= Directions for this task =
Using the data beneath, show every line that includes the word "observed".

[START OF Material for this task]

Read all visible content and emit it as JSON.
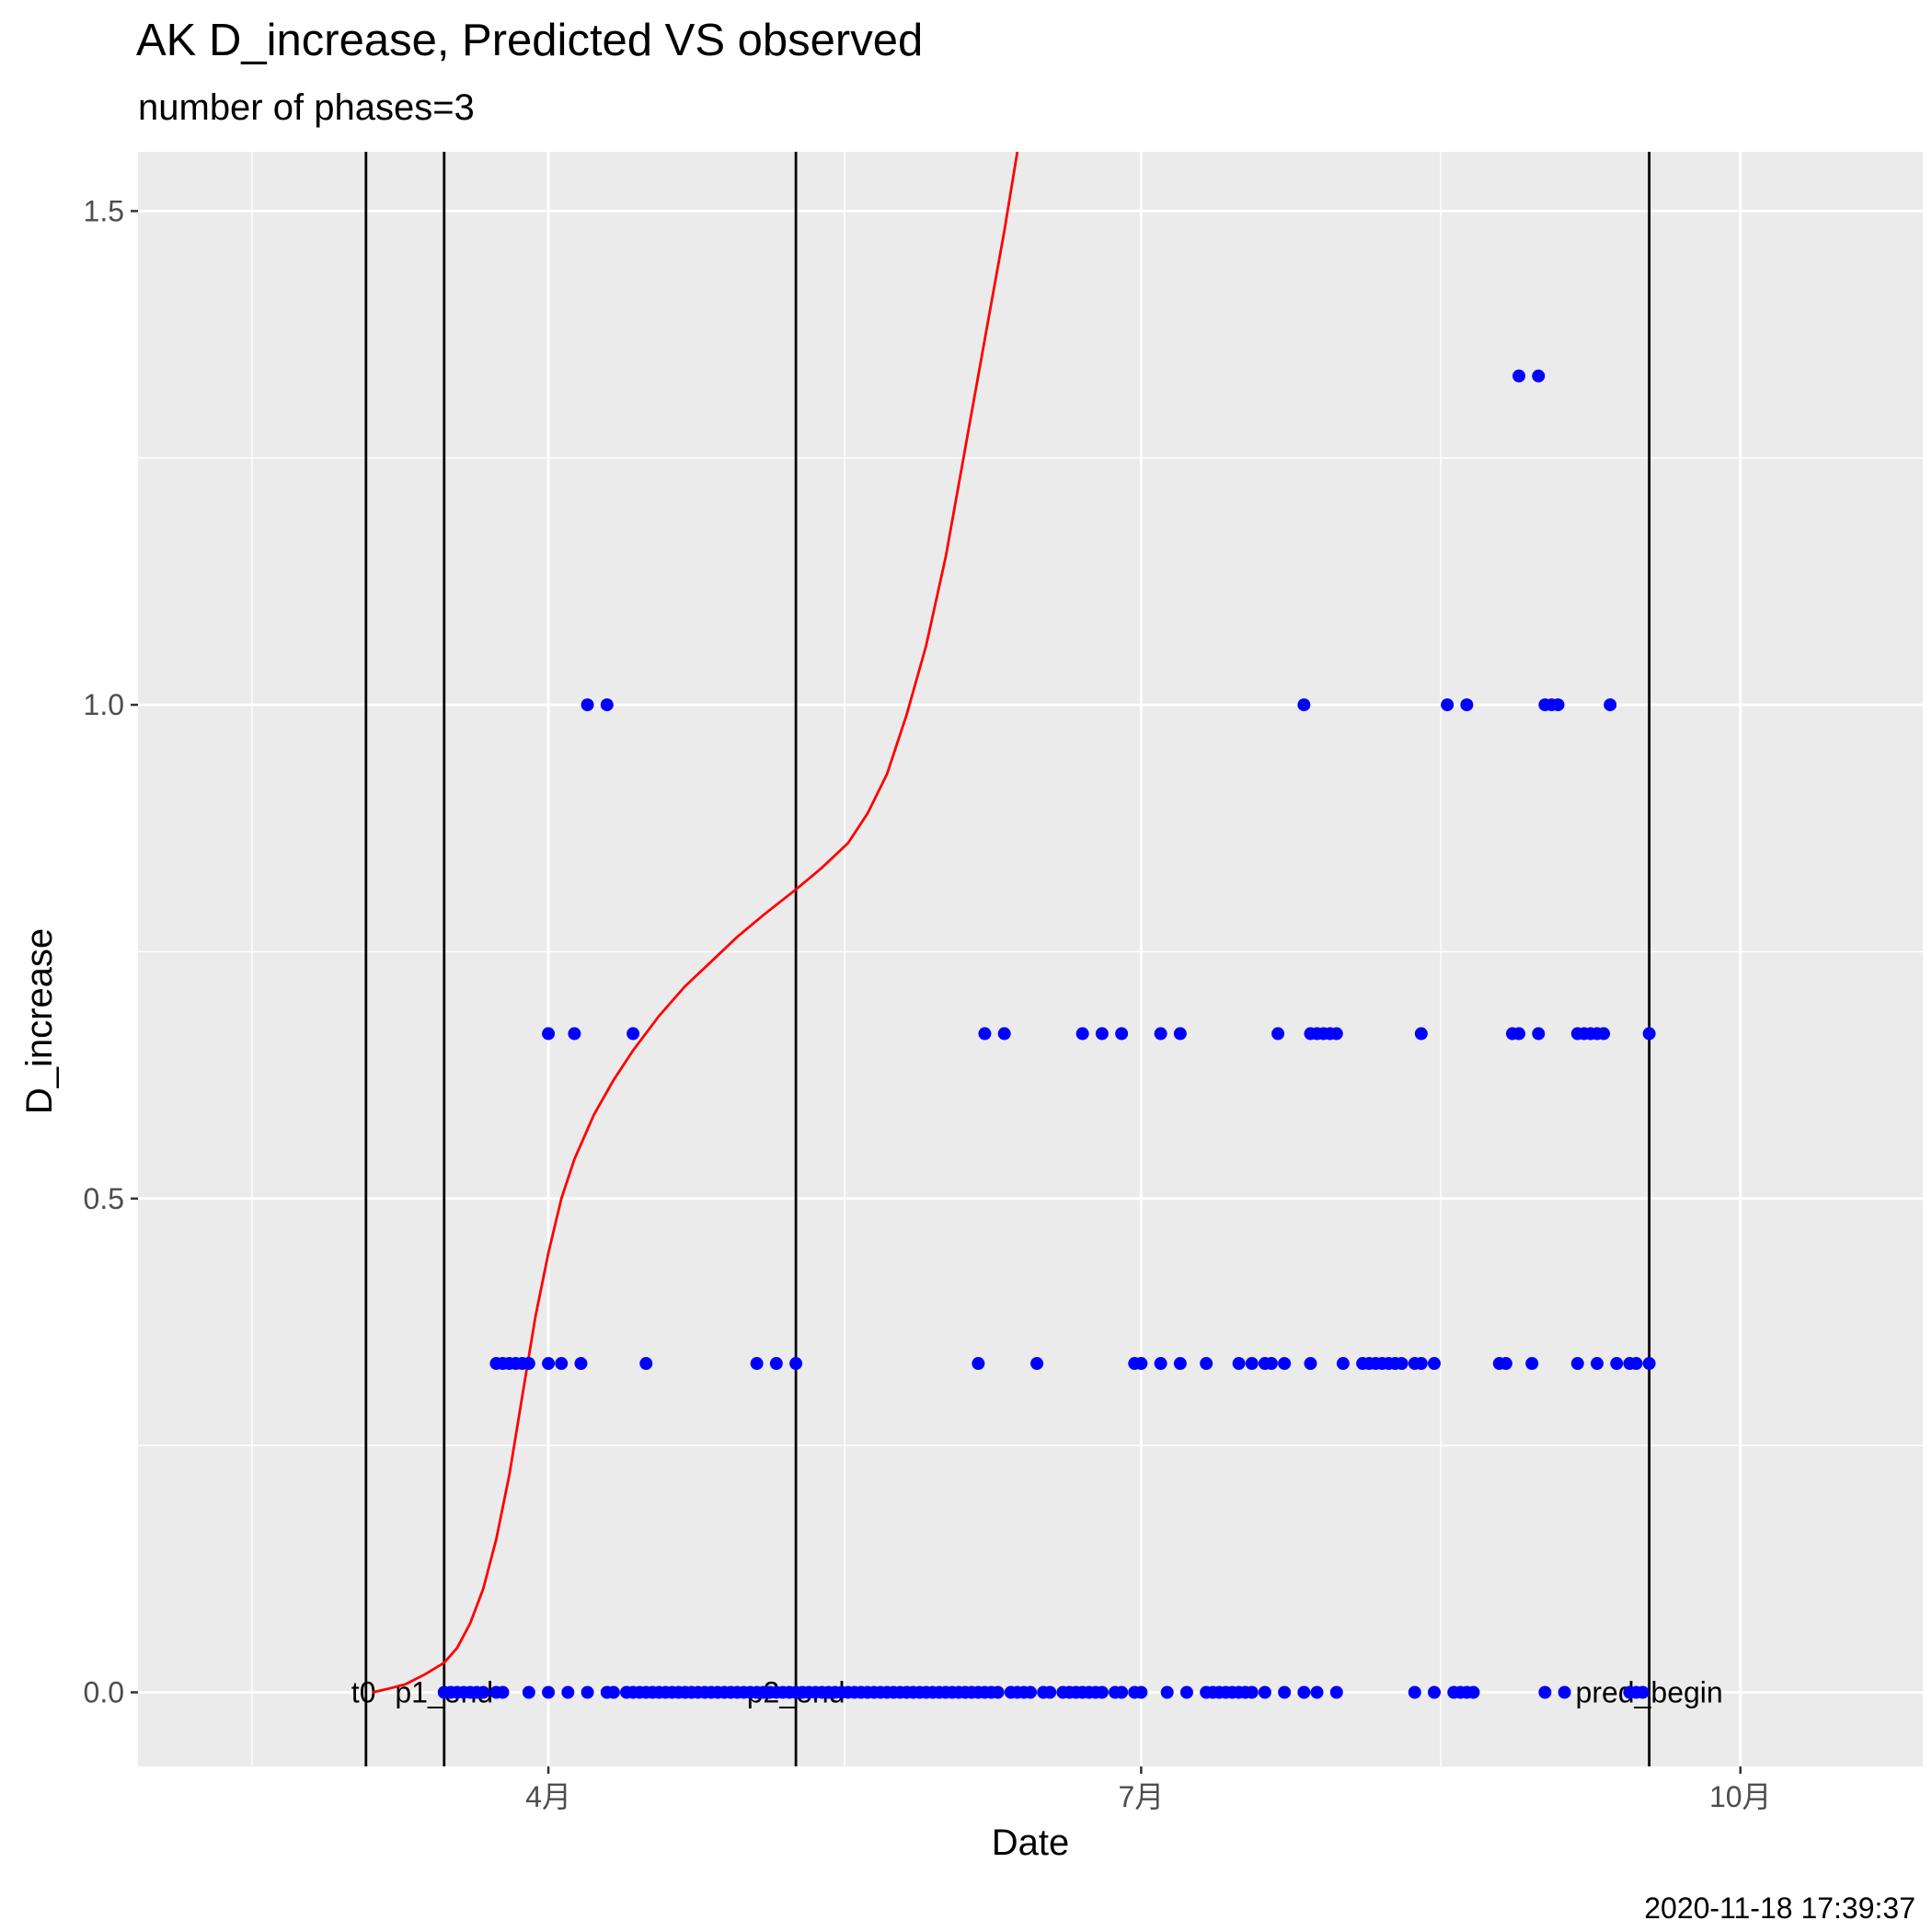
{
  "chart_data": {
    "type": "scatter",
    "title": "AK D_increase, Predicted VS observed",
    "subtitle": "number of phases=3",
    "xlabel": "Date",
    "ylabel": "D_increase",
    "caption": "2020-11-18 17:39:37",
    "xlim": [
      "2020-01-29",
      "2020-10-29"
    ],
    "ylim": [
      -0.075,
      1.56
    ],
    "x_ticks": [
      {
        "date": "2020-04-01",
        "label": "4月"
      },
      {
        "date": "2020-07-01",
        "label": "7月"
      },
      {
        "date": "2020-10-01",
        "label": "10月"
      }
    ],
    "y_ticks": [
      {
        "value": 0.0,
        "label": "0.0"
      },
      {
        "value": 0.5,
        "label": "0.5"
      },
      {
        "value": 1.0,
        "label": "1.0"
      },
      {
        "value": 1.5,
        "label": "1.5"
      }
    ],
    "grid": true,
    "colors": {
      "panel": "#ebebeb",
      "grid": "#ffffff",
      "observed": "#0000ff",
      "predicted": "#ff0000",
      "vline": "#000000"
    },
    "vlines": [
      {
        "date": "2020-03-04",
        "label": "t0",
        "label_anchor": "start"
      },
      {
        "date": "2020-03-16",
        "label": "p1_end",
        "label_anchor": "middle"
      },
      {
        "date": "2020-05-09",
        "label": "p2_end",
        "label_anchor": "middle"
      },
      {
        "date": "2020-09-17",
        "label": "pred_begin",
        "label_anchor": "middle"
      }
    ],
    "series": [
      {
        "kind": "points",
        "rows": [
          {
            "y": 0.0,
            "dates": [
              "2020-03-16",
              "2020-03-17",
              "2020-03-18",
              "2020-03-19",
              "2020-03-20",
              "2020-03-21",
              "2020-03-22",
              "2020-03-24",
              "2020-03-25",
              "2020-03-29",
              "2020-04-01",
              "2020-04-04",
              "2020-04-07",
              "2020-04-10",
              "2020-04-11",
              "2020-04-13",
              "2020-04-14",
              "2020-04-15",
              "2020-04-16",
              "2020-04-17",
              "2020-04-18",
              "2020-04-19",
              "2020-04-20",
              "2020-04-21",
              "2020-04-22",
              "2020-04-23",
              "2020-04-24",
              "2020-04-25",
              "2020-04-26",
              "2020-04-27",
              "2020-04-28",
              "2020-04-29",
              "2020-04-30",
              "2020-05-01",
              "2020-05-02",
              "2020-05-03",
              "2020-05-04",
              "2020-05-05",
              "2020-05-06",
              "2020-05-07",
              "2020-05-08",
              "2020-05-09",
              "2020-05-10",
              "2020-05-11",
              "2020-05-12",
              "2020-05-13",
              "2020-05-14",
              "2020-05-15",
              "2020-05-16",
              "2020-05-17",
              "2020-05-18",
              "2020-05-19",
              "2020-05-20",
              "2020-05-21",
              "2020-05-22",
              "2020-05-23",
              "2020-05-24",
              "2020-05-25",
              "2020-05-26",
              "2020-05-27",
              "2020-05-28",
              "2020-05-29",
              "2020-05-30",
              "2020-05-31",
              "2020-06-01",
              "2020-06-02",
              "2020-06-03",
              "2020-06-04",
              "2020-06-05",
              "2020-06-06",
              "2020-06-07",
              "2020-06-08",
              "2020-06-09",
              "2020-06-11",
              "2020-06-12",
              "2020-06-13",
              "2020-06-14",
              "2020-06-16",
              "2020-06-17",
              "2020-06-19",
              "2020-06-20",
              "2020-06-21",
              "2020-06-22",
              "2020-06-23",
              "2020-06-24",
              "2020-06-25",
              "2020-06-27",
              "2020-06-28",
              "2020-06-30",
              "2020-07-01",
              "2020-07-05",
              "2020-07-08",
              "2020-07-11",
              "2020-07-12",
              "2020-07-13",
              "2020-07-14",
              "2020-07-15",
              "2020-07-16",
              "2020-07-17",
              "2020-07-18",
              "2020-07-20",
              "2020-07-23",
              "2020-07-26",
              "2020-07-28",
              "2020-07-31",
              "2020-08-12",
              "2020-08-15",
              "2020-08-18",
              "2020-08-19",
              "2020-08-20",
              "2020-08-21",
              "2020-09-01",
              "2020-09-04",
              "2020-09-14",
              "2020-09-15",
              "2020-09-16"
            ]
          },
          {
            "y": 0.333,
            "dates": [
              "2020-03-24",
              "2020-03-25",
              "2020-03-26",
              "2020-03-27",
              "2020-03-28",
              "2020-03-29",
              "2020-04-01",
              "2020-04-03",
              "2020-04-06",
              "2020-04-16",
              "2020-05-03",
              "2020-05-06",
              "2020-05-09",
              "2020-06-06",
              "2020-06-15",
              "2020-06-30",
              "2020-07-01",
              "2020-07-04",
              "2020-07-07",
              "2020-07-11",
              "2020-07-16",
              "2020-07-18",
              "2020-07-20",
              "2020-07-21",
              "2020-07-23",
              "2020-07-27",
              "2020-08-01",
              "2020-08-04",
              "2020-08-05",
              "2020-08-06",
              "2020-08-07",
              "2020-08-08",
              "2020-08-09",
              "2020-08-10",
              "2020-08-12",
              "2020-08-13",
              "2020-08-15",
              "2020-08-25",
              "2020-08-26",
              "2020-08-30",
              "2020-09-06",
              "2020-09-09",
              "2020-09-12",
              "2020-09-14",
              "2020-09-15",
              "2020-09-17"
            ]
          },
          {
            "y": 0.667,
            "dates": [
              "2020-04-01",
              "2020-04-05",
              "2020-04-14",
              "2020-06-07",
              "2020-06-10",
              "2020-06-22",
              "2020-06-25",
              "2020-06-28",
              "2020-07-04",
              "2020-07-07",
              "2020-07-22",
              "2020-07-27",
              "2020-07-28",
              "2020-07-29",
              "2020-07-30",
              "2020-07-31",
              "2020-08-13",
              "2020-08-27",
              "2020-08-28",
              "2020-08-31",
              "2020-09-06",
              "2020-09-07",
              "2020-09-08",
              "2020-09-09",
              "2020-09-10",
              "2020-09-17"
            ]
          },
          {
            "y": 1.0,
            "dates": [
              "2020-04-07",
              "2020-04-10",
              "2020-07-26",
              "2020-08-17",
              "2020-08-20",
              "2020-09-01",
              "2020-09-02",
              "2020-09-03",
              "2020-09-11"
            ]
          },
          {
            "y": 1.333,
            "dates": [
              "2020-08-28",
              "2020-08-31"
            ]
          }
        ]
      },
      {
        "kind": "line",
        "points": [
          {
            "x": "2020-03-05",
            "y": 0.0
          },
          {
            "x": "2020-03-07",
            "y": 0.003
          },
          {
            "x": "2020-03-10",
            "y": 0.008
          },
          {
            "x": "2020-03-13",
            "y": 0.018
          },
          {
            "x": "2020-03-16",
            "y": 0.03
          },
          {
            "x": "2020-03-18",
            "y": 0.045
          },
          {
            "x": "2020-03-20",
            "y": 0.07
          },
          {
            "x": "2020-03-22",
            "y": 0.105
          },
          {
            "x": "2020-03-24",
            "y": 0.155
          },
          {
            "x": "2020-03-26",
            "y": 0.22
          },
          {
            "x": "2020-03-28",
            "y": 0.3
          },
          {
            "x": "2020-03-30",
            "y": 0.38
          },
          {
            "x": "2020-04-01",
            "y": 0.445
          },
          {
            "x": "2020-04-03",
            "y": 0.5
          },
          {
            "x": "2020-04-05",
            "y": 0.54
          },
          {
            "x": "2020-04-08",
            "y": 0.585
          },
          {
            "x": "2020-04-11",
            "y": 0.62
          },
          {
            "x": "2020-04-14",
            "y": 0.65
          },
          {
            "x": "2020-04-18",
            "y": 0.685
          },
          {
            "x": "2020-04-22",
            "y": 0.715
          },
          {
            "x": "2020-04-26",
            "y": 0.74
          },
          {
            "x": "2020-04-30",
            "y": 0.765
          },
          {
            "x": "2020-05-04",
            "y": 0.787
          },
          {
            "x": "2020-05-09",
            "y": 0.813
          },
          {
            "x": "2020-05-13",
            "y": 0.835
          },
          {
            "x": "2020-05-17",
            "y": 0.86
          },
          {
            "x": "2020-05-20",
            "y": 0.89
          },
          {
            "x": "2020-05-23",
            "y": 0.93
          },
          {
            "x": "2020-05-26",
            "y": 0.99
          },
          {
            "x": "2020-05-29",
            "y": 1.06
          },
          {
            "x": "2020-06-01",
            "y": 1.15
          },
          {
            "x": "2020-06-04",
            "y": 1.26
          },
          {
            "x": "2020-06-07",
            "y": 1.37
          },
          {
            "x": "2020-06-10",
            "y": 1.48
          },
          {
            "x": "2020-06-12",
            "y": 1.56
          }
        ]
      }
    ]
  }
}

[END OF Material for this task]

= Task result =
    "title": "AK D_increase, Predicted VS observed",
      "observed": "#0000ff",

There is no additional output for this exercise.